### Exercise
Copy the records below exactly, leaving out any pictures.

======== Given information

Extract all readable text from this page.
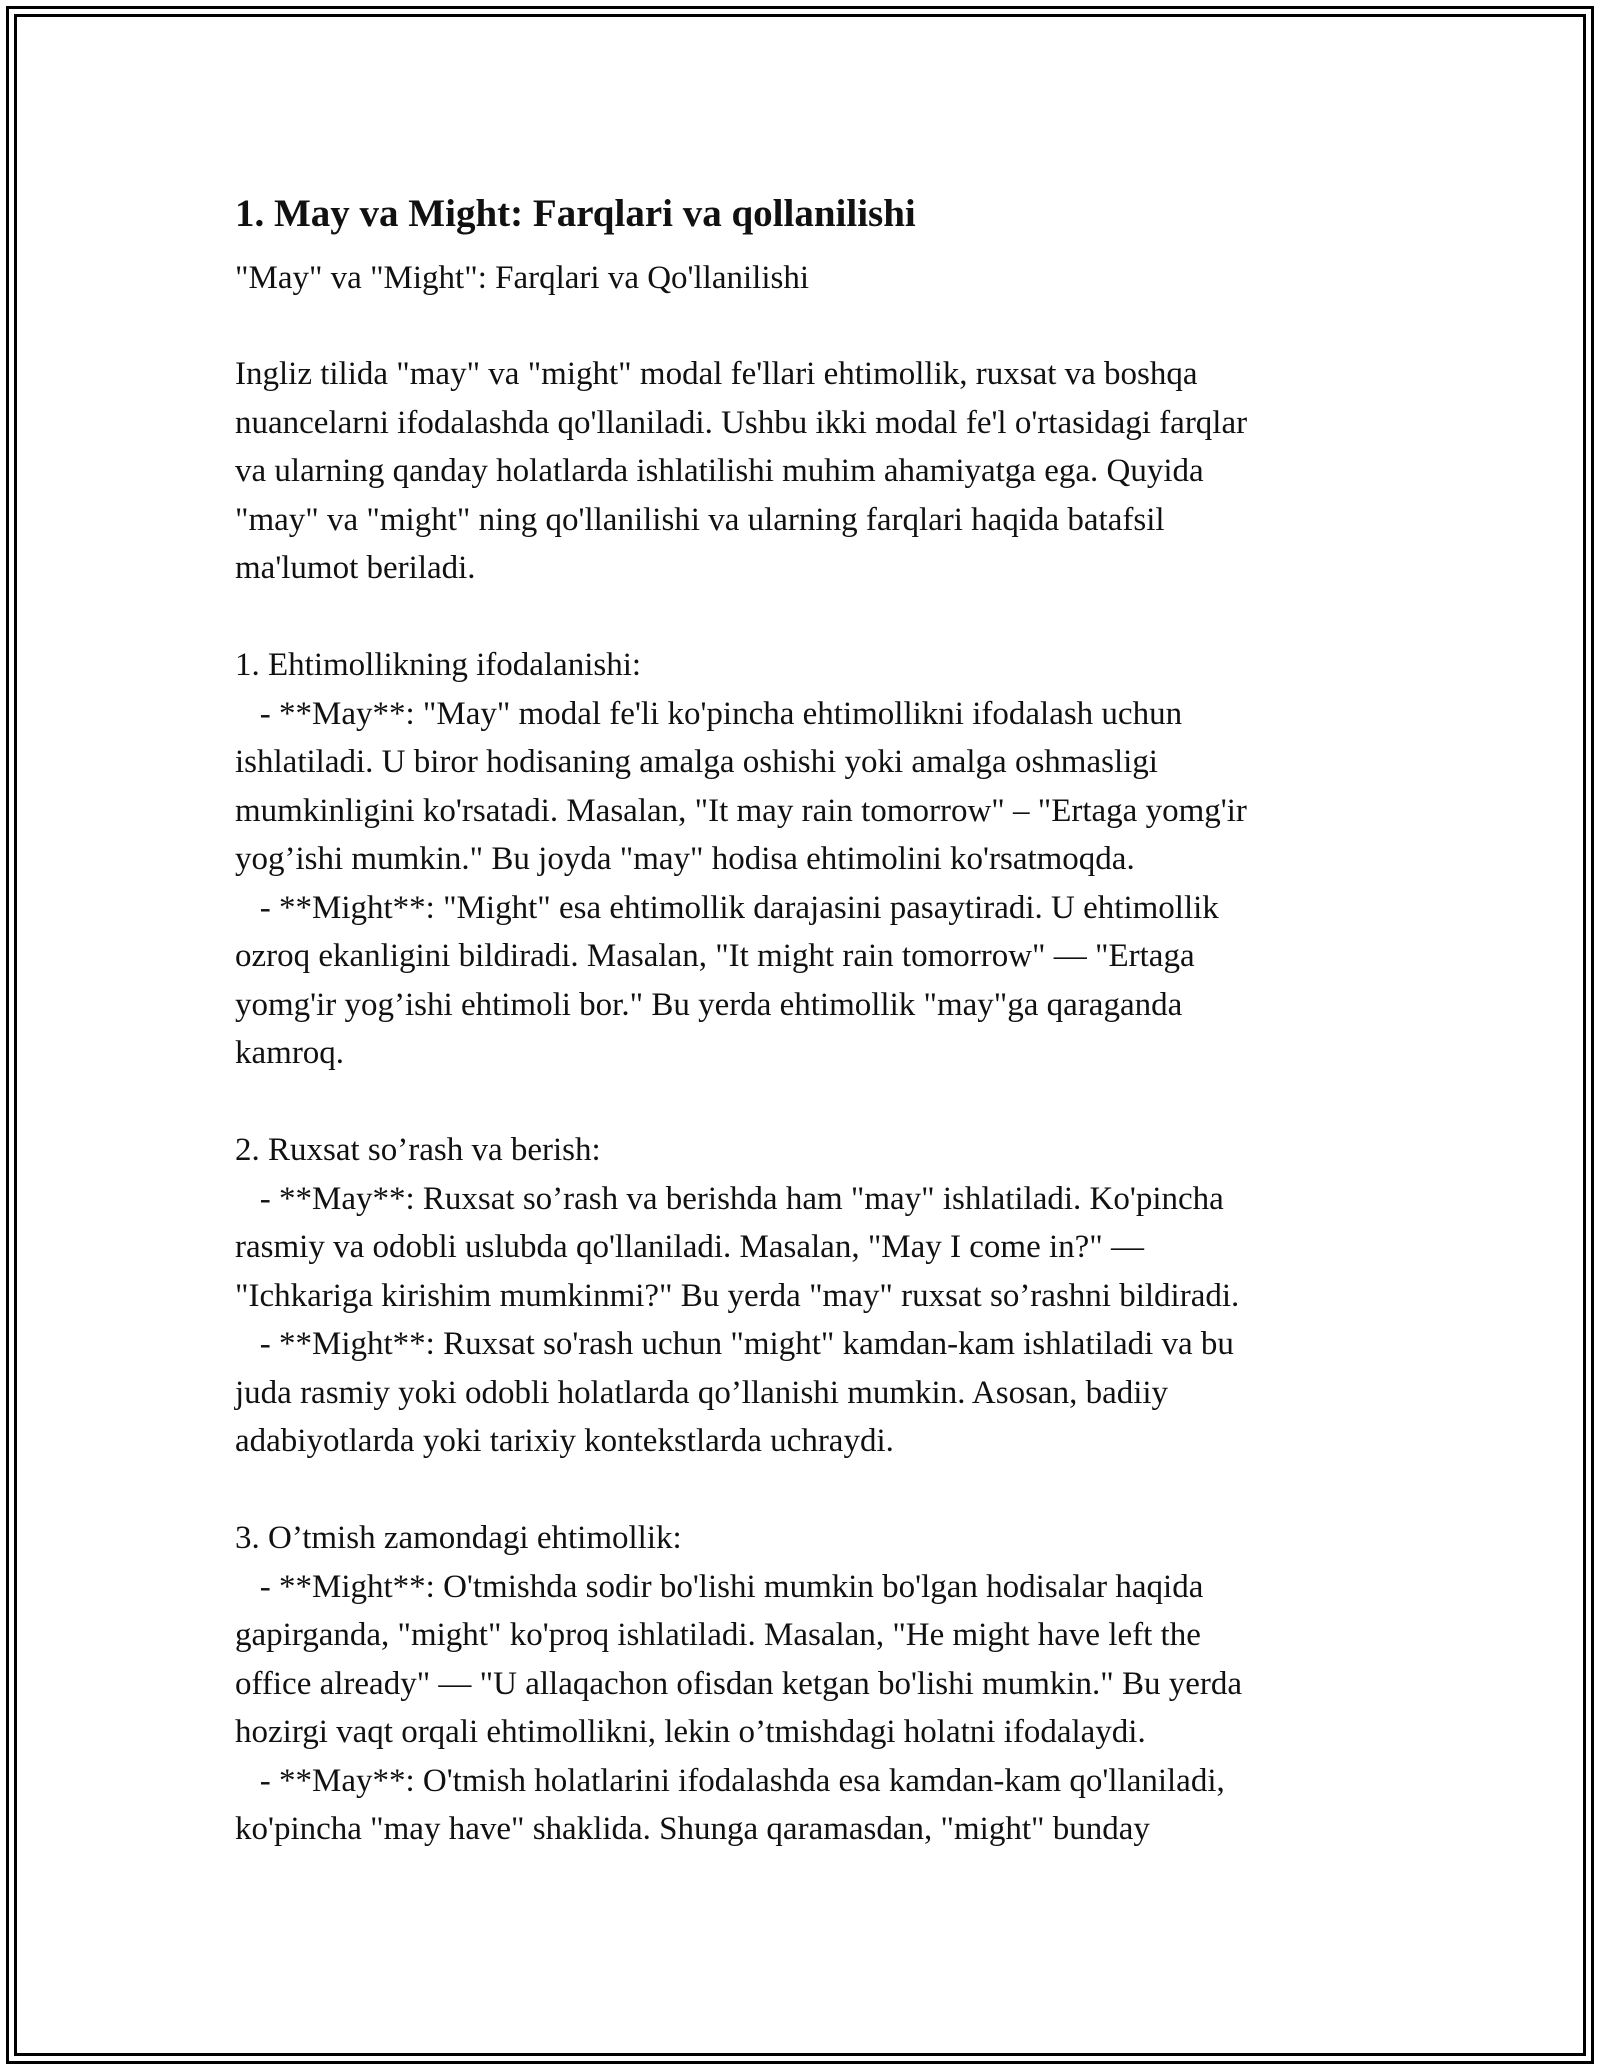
1. May va Might: Farqlari va qollanilishi

"May" va "Might": Farqlari va Qo'llanilishi

Ingliz tilida "may" va "might" modal fe'llari ehtimollik, ruxsat va boshqa

nuancelarni ifodalashda qo'llaniladi. Ushbu ikki modal fe'l o'rtasidagi farqlar

va ularning qanday holatlarda ishlatilishi muhim ahamiyatga ega. Quyida

"may" va "might" ning qo'llanilishi va ularning farqlari haqida batafsil

ma'lumot beriladi.

1. Ehtimollikning ifodalanishi:

- **May**: "May" modal fe'li ko'pincha ehtimollikni ifodalash uchun

ishlatiladi. U biror hodisaning amalga oshishi yoki amalga oshmasligi

mumkinligini ko'rsatadi. Masalan, "It may rain tomorrow" – "Ertaga yomg'ir

yog’ishi mumkin." Bu joyda "may" hodisa ehtimolini ko'rsatmoqda.

- **Might**: "Might" esa ehtimollik darajasini pasaytiradi. U ehtimollik

ozroq ekanligini bildiradi. Masalan, "It might rain tomorrow" — "Ertaga

yomg'ir yog’ishi ehtimoli bor." Bu yerda ehtimollik "may"ga qaraganda

kamroq.

2. Ruxsat so’rash va berish:

- **May**: Ruxsat so’rash va berishda ham "may" ishlatiladi. Ko'pincha

rasmiy va odobli uslubda qo'llaniladi. Masalan, "May I come in?" —

"Ichkariga kirishim mumkinmi?" Bu yerda "may" ruxsat so’rashni bildiradi.

- **Might**: Ruxsat so'rash uchun "might" kamdan-kam ishlatiladi va bu

juda rasmiy yoki odobli holatlarda qo’llanishi mumkin. Asosan, badiiy

adabiyotlarda yoki tarixiy kontekstlarda uchraydi.

3. O’tmish zamondagi ehtimollik:

- **Might**: O'tmishda sodir bo'lishi mumkin bo'lgan hodisalar haqida

gapirganda, "might" ko'proq ishlatiladi. Masalan, "He might have left the

office already" — "U allaqachon ofisdan ketgan bo'lishi mumkin." Bu yerda

hozirgi vaqt orqali ehtimollikni, lekin o’tmishdagi holatni ifodalaydi.

- **May**: O'tmish holatlarini ifodalashda esa kamdan-kam qo'llaniladi,

ko'pincha "may have" shaklida. Shunga qaramasdan, "might" bunday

================

### Response to the task
Extract all readable text from this page.
1. May va Might: Farqlari va qollanilishi

"May" va "Might": Farqlari va Qo'llanilishi

Ingliz tilida "may" va "might" modal fe'llari ehtimollik, ruxsat va boshqa

nuancelarni ifodalashda qo'llaniladi. Ushbu ikki modal fe'l o'rtasidagi farqlar

va ularning qanday holatlarda ishlatilishi muhim ahamiyatga ega. Quyida

"may" va "might" ning qo'llanilishi va ularning farqlari haqida batafsil

ma'lumot beriladi.

1. Ehtimollikning ifodalanishi:

- **May**: "May" modal fe'li ko'pincha ehtimollikni ifodalash uchun

ishlatiladi. U biror hodisaning amalga oshishi yoki amalga oshmasligi

mumkinligini ko'rsatadi. Masalan, "It may rain tomorrow" – "Ertaga yomg'ir

yog’ishi mumkin." Bu joyda "may" hodisa ehtimolini ko'rsatmoqda.

- **Might**: "Might" esa ehtimollik darajasini pasaytiradi. U ehtimollik

ozroq ekanligini bildiradi. Masalan, "It might rain tomorrow" — "Ertaga

yomg'ir yog’ishi ehtimoli bor." Bu yerda ehtimollik "may"ga qaraganda

kamroq.

2. Ruxsat so’rash va berish:

- **May**: Ruxsat so’rash va berishda ham "may" ishlatiladi. Ko'pincha

rasmiy va odobli uslubda qo'llaniladi. Masalan, "May I come in?" —

"Ichkariga kirishim mumkinmi?" Bu yerda "may" ruxsat so’rashni bildiradi.

- **Might**: Ruxsat so'rash uchun "might" kamdan-kam ishlatiladi va bu

juda rasmiy yoki odobli holatlarda qo’llanishi mumkin. Asosan, badiiy

adabiyotlarda yoki tarixiy kontekstlarda uchraydi.

3. O’tmish zamondagi ehtimollik:

- **Might**: O'tmishda sodir bo'lishi mumkin bo'lgan hodisalar haqida

gapirganda, "might" ko'proq ishlatiladi. Masalan, "He might have left the

office already" — "U allaqachon ofisdan ketgan bo'lishi mumkin." Bu yerda

hozirgi vaqt orqali ehtimollikni, lekin o’tmishdagi holatni ifodalaydi.

- **May**: O'tmish holatlarini ifodalashda esa kamdan-kam qo'llaniladi,

ko'pincha "may have" shaklida. Shunga qaramasdan, "might" bunday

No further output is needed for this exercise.